◆ **Problem description**
From the listing below, pull out all lines with "Simulation" in them.

◆ **Task inputs**
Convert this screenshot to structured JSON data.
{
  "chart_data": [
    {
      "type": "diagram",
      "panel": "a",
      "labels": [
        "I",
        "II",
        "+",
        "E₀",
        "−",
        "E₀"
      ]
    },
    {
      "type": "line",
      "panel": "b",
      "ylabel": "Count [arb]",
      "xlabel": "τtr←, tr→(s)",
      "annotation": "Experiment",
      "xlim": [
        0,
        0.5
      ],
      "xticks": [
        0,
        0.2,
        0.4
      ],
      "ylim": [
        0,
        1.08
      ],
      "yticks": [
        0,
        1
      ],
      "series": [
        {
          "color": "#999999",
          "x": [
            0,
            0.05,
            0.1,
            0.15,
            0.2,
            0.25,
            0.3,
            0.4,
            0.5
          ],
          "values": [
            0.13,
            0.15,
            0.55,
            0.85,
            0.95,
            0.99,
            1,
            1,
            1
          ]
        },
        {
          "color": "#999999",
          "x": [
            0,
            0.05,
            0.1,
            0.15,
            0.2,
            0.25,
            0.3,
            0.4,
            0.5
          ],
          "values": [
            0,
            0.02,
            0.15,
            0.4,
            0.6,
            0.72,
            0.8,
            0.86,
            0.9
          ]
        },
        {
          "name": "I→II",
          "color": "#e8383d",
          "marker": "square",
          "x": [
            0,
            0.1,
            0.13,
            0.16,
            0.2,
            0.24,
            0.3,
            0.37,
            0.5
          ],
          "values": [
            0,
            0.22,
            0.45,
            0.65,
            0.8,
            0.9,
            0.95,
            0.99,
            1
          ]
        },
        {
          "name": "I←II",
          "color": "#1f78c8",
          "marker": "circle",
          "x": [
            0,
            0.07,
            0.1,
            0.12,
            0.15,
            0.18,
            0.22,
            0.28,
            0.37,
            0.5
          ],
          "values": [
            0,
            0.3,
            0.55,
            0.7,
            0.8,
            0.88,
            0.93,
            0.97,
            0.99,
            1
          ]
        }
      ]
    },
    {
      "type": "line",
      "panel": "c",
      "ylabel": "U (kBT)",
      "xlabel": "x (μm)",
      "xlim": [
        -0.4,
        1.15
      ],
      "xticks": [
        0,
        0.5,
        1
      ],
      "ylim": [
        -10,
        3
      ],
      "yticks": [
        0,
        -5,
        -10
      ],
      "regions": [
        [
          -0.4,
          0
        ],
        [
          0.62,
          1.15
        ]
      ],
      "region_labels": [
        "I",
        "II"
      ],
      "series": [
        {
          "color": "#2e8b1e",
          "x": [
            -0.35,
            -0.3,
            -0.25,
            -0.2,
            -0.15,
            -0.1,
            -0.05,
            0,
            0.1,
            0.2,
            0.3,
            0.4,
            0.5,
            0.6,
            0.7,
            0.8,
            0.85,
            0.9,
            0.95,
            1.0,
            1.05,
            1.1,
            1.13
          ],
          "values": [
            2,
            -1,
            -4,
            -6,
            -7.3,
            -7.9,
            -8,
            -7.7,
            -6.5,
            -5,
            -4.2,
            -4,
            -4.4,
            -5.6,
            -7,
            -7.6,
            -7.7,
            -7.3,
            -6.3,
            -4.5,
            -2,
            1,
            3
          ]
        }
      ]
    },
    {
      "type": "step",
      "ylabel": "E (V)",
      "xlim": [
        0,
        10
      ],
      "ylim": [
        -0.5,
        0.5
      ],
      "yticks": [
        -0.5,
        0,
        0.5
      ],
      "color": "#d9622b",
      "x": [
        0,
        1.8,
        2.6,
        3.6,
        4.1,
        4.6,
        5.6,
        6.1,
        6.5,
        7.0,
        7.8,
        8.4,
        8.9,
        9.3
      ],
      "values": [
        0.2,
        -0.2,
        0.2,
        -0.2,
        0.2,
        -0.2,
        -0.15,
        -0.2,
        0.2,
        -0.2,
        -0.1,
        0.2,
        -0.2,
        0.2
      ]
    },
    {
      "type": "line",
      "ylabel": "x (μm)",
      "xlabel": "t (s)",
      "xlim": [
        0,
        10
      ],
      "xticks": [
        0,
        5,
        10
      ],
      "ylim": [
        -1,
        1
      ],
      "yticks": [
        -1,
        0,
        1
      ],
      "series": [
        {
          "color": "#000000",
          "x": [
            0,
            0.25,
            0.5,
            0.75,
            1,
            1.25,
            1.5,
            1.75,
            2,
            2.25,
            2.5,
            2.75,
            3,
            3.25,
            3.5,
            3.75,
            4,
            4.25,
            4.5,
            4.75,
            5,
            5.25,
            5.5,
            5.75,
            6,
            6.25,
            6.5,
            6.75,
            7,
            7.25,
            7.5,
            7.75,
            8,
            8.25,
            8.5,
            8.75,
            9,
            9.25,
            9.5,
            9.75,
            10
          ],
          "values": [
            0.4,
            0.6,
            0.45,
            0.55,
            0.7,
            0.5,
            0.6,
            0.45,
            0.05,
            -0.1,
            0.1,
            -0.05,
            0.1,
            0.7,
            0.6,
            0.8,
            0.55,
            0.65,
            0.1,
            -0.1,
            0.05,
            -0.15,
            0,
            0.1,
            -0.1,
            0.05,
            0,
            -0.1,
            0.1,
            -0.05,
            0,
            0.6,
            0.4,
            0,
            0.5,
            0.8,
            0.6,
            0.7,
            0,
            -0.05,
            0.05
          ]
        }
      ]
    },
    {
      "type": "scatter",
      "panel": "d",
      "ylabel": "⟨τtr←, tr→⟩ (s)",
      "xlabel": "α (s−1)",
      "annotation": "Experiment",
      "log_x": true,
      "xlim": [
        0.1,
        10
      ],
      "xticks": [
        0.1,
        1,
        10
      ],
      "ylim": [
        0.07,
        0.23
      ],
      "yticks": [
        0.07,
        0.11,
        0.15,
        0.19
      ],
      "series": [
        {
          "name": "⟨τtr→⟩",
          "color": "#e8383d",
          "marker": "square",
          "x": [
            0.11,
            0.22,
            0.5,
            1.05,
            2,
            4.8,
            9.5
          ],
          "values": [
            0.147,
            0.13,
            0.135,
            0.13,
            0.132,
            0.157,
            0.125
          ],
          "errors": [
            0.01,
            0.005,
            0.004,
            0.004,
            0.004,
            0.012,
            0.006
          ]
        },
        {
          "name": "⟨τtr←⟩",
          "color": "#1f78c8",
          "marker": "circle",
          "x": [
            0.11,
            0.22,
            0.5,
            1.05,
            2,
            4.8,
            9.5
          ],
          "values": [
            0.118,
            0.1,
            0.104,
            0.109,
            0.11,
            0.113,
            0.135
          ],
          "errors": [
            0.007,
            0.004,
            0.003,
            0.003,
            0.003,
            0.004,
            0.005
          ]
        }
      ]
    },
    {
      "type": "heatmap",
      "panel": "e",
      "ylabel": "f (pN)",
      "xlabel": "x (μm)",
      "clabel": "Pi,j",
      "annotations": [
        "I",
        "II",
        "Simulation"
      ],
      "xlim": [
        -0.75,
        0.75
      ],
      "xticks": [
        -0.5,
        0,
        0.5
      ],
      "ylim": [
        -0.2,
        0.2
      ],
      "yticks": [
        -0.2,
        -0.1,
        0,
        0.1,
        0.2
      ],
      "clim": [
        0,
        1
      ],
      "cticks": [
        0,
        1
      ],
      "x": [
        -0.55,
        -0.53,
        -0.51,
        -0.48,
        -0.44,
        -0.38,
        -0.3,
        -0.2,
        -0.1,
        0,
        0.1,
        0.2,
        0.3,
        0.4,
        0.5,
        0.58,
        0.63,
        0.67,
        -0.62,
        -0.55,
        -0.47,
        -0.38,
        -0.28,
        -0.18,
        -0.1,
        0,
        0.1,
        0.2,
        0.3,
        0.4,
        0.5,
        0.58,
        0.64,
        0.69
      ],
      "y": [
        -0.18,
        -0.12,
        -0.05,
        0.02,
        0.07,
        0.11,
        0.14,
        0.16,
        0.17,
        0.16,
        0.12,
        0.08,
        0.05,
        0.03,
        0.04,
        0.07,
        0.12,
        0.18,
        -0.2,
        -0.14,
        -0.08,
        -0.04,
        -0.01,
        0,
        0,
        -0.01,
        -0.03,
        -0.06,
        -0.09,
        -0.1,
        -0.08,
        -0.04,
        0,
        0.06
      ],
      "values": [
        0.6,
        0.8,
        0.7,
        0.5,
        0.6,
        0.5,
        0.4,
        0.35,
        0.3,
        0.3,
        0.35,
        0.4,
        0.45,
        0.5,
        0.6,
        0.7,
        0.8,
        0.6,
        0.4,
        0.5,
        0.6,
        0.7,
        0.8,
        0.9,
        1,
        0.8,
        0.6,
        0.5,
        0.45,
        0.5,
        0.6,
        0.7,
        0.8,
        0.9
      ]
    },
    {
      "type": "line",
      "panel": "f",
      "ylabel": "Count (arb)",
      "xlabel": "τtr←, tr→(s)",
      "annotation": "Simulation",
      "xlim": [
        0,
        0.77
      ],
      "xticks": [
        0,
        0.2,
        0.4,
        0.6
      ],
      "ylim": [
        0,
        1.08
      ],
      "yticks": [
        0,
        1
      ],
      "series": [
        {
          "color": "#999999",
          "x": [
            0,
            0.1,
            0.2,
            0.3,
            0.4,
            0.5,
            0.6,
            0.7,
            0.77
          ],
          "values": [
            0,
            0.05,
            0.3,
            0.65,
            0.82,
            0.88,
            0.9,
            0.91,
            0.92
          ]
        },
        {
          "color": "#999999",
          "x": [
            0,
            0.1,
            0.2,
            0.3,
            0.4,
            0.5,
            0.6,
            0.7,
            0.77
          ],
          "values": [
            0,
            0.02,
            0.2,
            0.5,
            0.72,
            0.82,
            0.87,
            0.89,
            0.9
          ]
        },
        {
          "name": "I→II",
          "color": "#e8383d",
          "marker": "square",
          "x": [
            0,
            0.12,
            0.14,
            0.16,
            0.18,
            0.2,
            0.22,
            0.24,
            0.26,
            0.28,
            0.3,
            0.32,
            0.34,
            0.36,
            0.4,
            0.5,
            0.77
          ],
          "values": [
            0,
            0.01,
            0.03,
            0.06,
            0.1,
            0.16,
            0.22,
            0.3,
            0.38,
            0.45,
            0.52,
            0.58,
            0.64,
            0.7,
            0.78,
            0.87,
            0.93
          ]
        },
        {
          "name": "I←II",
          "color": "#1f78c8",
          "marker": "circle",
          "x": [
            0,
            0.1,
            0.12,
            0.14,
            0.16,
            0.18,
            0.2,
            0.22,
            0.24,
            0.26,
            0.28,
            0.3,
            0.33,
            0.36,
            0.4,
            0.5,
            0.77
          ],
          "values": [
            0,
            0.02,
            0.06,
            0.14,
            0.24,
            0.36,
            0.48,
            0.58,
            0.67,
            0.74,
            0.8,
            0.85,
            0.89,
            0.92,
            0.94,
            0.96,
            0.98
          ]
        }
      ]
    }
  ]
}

◆ **Exercise answer**
        "Simulation"
      "annotation": "Simulation",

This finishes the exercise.